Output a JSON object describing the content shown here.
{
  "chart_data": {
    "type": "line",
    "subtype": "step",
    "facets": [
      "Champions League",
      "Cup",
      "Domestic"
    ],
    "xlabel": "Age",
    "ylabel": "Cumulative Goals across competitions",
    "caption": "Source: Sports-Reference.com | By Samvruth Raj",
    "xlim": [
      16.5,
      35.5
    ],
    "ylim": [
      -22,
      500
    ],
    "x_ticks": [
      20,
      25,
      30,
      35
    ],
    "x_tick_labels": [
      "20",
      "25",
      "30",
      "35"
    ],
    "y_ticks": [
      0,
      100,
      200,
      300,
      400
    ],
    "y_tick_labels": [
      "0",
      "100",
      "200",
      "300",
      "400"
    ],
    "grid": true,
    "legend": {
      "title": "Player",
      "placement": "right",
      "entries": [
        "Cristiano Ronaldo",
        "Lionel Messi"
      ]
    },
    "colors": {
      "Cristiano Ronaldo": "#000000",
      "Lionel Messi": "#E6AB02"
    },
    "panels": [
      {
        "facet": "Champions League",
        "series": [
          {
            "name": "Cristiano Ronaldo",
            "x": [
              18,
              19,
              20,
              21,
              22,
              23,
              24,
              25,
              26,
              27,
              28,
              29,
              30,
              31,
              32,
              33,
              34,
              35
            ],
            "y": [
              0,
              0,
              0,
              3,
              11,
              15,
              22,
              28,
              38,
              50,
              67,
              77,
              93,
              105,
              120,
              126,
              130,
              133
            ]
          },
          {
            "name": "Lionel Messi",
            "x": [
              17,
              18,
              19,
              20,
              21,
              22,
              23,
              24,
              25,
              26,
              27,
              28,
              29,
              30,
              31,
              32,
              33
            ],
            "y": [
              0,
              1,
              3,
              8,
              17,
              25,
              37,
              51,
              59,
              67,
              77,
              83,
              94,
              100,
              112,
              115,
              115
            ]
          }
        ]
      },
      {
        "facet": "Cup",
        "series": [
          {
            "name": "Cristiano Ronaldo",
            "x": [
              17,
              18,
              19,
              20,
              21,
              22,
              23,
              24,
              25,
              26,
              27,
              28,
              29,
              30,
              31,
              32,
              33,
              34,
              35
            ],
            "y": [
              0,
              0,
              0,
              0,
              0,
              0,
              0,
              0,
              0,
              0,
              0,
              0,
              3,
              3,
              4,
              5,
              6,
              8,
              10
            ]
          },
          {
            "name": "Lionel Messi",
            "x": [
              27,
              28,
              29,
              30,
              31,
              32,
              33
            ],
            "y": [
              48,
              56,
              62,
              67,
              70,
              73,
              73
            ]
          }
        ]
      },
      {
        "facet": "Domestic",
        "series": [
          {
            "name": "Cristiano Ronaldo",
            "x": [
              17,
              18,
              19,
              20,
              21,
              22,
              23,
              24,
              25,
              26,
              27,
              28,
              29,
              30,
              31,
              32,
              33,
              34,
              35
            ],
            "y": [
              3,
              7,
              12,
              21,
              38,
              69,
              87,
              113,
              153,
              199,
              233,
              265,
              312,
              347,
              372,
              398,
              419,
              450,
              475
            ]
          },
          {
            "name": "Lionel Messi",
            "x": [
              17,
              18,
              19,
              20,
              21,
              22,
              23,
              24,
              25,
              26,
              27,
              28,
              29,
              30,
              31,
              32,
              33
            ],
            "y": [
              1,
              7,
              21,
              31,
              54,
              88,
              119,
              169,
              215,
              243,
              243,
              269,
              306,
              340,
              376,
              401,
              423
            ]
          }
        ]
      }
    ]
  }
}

****************

• **INSTRUCTIONS TO FOLLOW**
Write out the listing once more, matching it exactly.

• **WRITTEN RESPONSE**
Output a JSON object describing the content shown here.
{
  "chart_data": {
    "type": "line",
    "subtype": "step",
    "facets": [
      "Champions League",
      "Cup",
      "Domestic"
    ],
    "xlabel": "Age",
    "ylabel": "Cumulative Goals across competitions",
    "caption": "Source: Sports-Reference.com | By Samvruth Raj",
    "xlim": [
      16.5,
      35.5
    ],
    "ylim": [
      -22,
      500
    ],
    "x_ticks": [
      20,
      25,
      30,
      35
    ],
    "x_tick_labels": [
      "20",
      "25",
      "30",
      "35"
    ],
    "y_ticks": [
      0,
      100,
      200,
      300,
      400
    ],
    "y_tick_labels": [
      "0",
      "100",
      "200",
      "300",
      "400"
    ],
    "grid": true,
    "legend": {
      "title": "Player",
      "placement": "right",
      "entries": [
        "Cristiano Ronaldo",
        "Lionel Messi"
      ]
    },
    "colors": {
      "Cristiano Ronaldo": "#000000",
      "Lionel Messi": "#E6AB02"
    },
    "panels": [
      {
        "facet": "Champions League",
        "series": [
          {
            "name": "Cristiano Ronaldo",
            "x": [
              18,
              19,
              20,
              21,
              22,
              23,
              24,
              25,
              26,
              27,
              28,
              29,
              30,
              31,
              32,
              33,
              34,
              35
            ],
            "y": [
              0,
              0,
              0,
              3,
              11,
              15,
              22,
              28,
              38,
              50,
              67,
              77,
              93,
              105,
              120,
              126,
              130,
              133
            ]
          },
          {
            "name": "Lionel Messi",
            "x": [
              17,
              18,
              19,
              20,
              21,
              22,
              23,
              24,
              25,
              26,
              27,
              28,
              29,
              30,
              31,
              32,
              33
            ],
            "y": [
              0,
              1,
              3,
              8,
              17,
              25,
              37,
              51,
              59,
              67,
              77,
              83,
              94,
              100,
              112,
              115,
              115
            ]
          }
        ]
      },
      {
        "facet": "Cup",
        "series": [
          {
            "name": "Cristiano Ronaldo",
            "x": [
              17,
              18,
              19,
              20,
              21,
              22,
              23,
              24,
              25,
              26,
              27,
              28,
              29,
              30,
              31,
              32,
              33,
              34,
              35
            ],
            "y": [
              0,
              0,
              0,
              0,
              0,
              0,
              0,
              0,
              0,
              0,
              0,
              0,
              3,
              3,
              4,
              5,
              6,
              8,
              10
            ]
          },
          {
            "name": "Lionel Messi",
            "x": [
              27,
              28,
              29,
              30,
              31,
              32,
              33
            ],
            "y": [
              48,
              56,
              62,
              67,
              70,
              73,
              73
            ]
          }
        ]
      },
      {
        "facet": "Domestic",
        "series": [
          {
            "name": "Cristiano Ronaldo",
            "x": [
              17,
              18,
              19,
              20,
              21,
              22,
              23,
              24,
              25,
              26,
              27,
              28,
              29,
              30,
              31,
              32,
              33,
              34,
              35
            ],
            "y": [
              3,
              7,
              12,
              21,
              38,
              69,
              87,
              113,
              153,
              199,
              233,
              265,
              312,
              347,
              372,
              398,
              419,
              450,
              475
            ]
          },
          {
            "name": "Lionel Messi",
            "x": [
              17,
              18,
              19,
              20,
              21,
              22,
              23,
              24,
              25,
              26,
              27,
              28,
              29,
              30,
              31,
              32,
              33
            ],
            "y": [
              1,
              7,
              21,
              31,
              54,
              88,
              119,
              169,
              215,
              243,
              243,
              269,
              306,
              340,
              376,
              401,
              423
            ]
          }
        ]
      }
    ]
  }
}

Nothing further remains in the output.